[Stored data]
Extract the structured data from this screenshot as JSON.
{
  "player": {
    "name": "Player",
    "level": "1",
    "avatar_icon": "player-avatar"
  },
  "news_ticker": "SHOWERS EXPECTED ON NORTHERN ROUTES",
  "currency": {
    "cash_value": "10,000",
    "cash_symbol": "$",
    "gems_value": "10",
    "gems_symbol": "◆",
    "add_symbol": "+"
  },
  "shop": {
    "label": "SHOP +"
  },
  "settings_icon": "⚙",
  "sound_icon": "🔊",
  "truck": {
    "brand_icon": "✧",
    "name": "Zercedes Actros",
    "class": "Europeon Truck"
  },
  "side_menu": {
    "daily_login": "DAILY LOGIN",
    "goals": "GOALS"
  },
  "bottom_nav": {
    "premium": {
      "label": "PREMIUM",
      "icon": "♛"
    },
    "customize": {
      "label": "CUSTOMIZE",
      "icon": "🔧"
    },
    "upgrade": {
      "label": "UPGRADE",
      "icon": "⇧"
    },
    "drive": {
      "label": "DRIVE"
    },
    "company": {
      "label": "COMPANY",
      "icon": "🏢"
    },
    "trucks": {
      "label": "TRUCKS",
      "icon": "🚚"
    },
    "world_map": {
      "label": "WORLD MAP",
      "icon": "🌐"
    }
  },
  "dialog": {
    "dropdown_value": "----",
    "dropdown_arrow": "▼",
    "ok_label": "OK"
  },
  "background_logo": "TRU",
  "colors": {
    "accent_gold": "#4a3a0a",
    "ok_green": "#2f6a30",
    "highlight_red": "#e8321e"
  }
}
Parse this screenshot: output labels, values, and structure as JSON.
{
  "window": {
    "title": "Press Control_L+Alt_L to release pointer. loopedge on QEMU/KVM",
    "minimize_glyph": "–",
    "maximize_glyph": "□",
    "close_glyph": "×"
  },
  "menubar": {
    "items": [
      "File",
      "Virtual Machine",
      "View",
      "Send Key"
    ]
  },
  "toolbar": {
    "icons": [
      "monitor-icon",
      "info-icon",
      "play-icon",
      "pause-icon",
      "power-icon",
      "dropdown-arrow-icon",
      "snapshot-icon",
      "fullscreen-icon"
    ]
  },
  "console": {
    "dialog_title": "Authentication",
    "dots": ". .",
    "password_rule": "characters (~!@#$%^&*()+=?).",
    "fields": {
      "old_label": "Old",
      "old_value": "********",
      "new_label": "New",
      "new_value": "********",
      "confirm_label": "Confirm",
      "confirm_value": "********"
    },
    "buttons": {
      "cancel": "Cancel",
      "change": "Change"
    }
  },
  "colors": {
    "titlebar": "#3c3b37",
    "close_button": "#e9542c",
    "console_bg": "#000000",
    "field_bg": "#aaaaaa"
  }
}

* _Aim of the exercise_
From the records above, extract every entry verbatim.

* _Solution below_
Extract the structured data from this screenshot as JSON.
{
  "player": {
    "name": "Player",
    "level": "1",
    "avatar_icon": "player-avatar"
  },
  "news_ticker": "SHOWERS EXPECTED ON NORTHERN ROUTES",
  "currency": {
    "cash_value": "10,000",
    "cash_symbol": "$",
    "gems_value": "10",
    "gems_symbol": "◆",
    "add_symbol": "+"
  },
  "shop": {
    "label": "SHOP +"
  },
  "settings_icon": "⚙",
  "sound_icon": "🔊",
  "truck": {
    "brand_icon": "✧",
    "name": "Zercedes Actros",
    "class": "Europeon Truck"
  },
  "side_menu": {
    "daily_login": "DAILY LOGIN",
    "goals": "GOALS"
  },
  "bottom_nav": {
    "premium": {
      "label": "PREMIUM",
      "icon": "♛"
    },
    "customize": {
      "label": "CUSTOMIZE",
      "icon": "🔧"
    },
    "upgrade": {
      "label": "UPGRADE",
      "icon": "⇧"
    },
    "drive": {
      "label": "DRIVE"
    },
    "company": {
      "label": "COMPANY",
      "icon": "🏢"
    },
    "trucks": {
      "label": "TRUCKS",
      "icon": "🚚"
    },
    "world_map": {
      "label": "WORLD MAP",
      "icon": "🌐"
    }
  },
  "dialog": {
    "dropdown_value": "----",
    "dropdown_arrow": "▼",
    "ok_label": "OK"
  },
  "background_logo": "TRU",
  "colors": {
    "accent_gold": "#4a3a0a",
    "ok_green": "#2f6a30",
    "highlight_red": "#e8321e"
  }
}
Parse this screenshot: output labels, values, and structure as JSON.
{
  "window": {
    "title": "Press Control_L+Alt_L to release pointer. loopedge on QEMU/KVM",
    "minimize_glyph": "–",
    "maximize_glyph": "□",
    "close_glyph": "×"
  },
  "menubar": {
    "items": [
      "File",
      "Virtual Machine",
      "View",
      "Send Key"
    ]
  },
  "toolbar": {
    "icons": [
      "monitor-icon",
      "info-icon",
      "play-icon",
      "pause-icon",
      "power-icon",
      "dropdown-arrow-icon",
      "snapshot-icon",
      "fullscreen-icon"
    ]
  },
  "console": {
    "dialog_title": "Authentication",
    "dots": ". .",
    "password_rule": "characters (~!@#$%^&*()+=?).",
    "fields": {
      "old_label": "Old",
      "old_value": "********",
      "new_label": "New",
      "new_value": "********",
      "confirm_label": "Confirm",
      "confirm_value": "********"
    },
    "buttons": {
      "cancel": "Cancel",
      "change": "Change"
    }
  },
  "colors": {
    "titlebar": "#3c3b37",
    "close_button": "#e9542c",
    "console_bg": "#000000",
    "field_bg": "#aaaaaa"
  }
}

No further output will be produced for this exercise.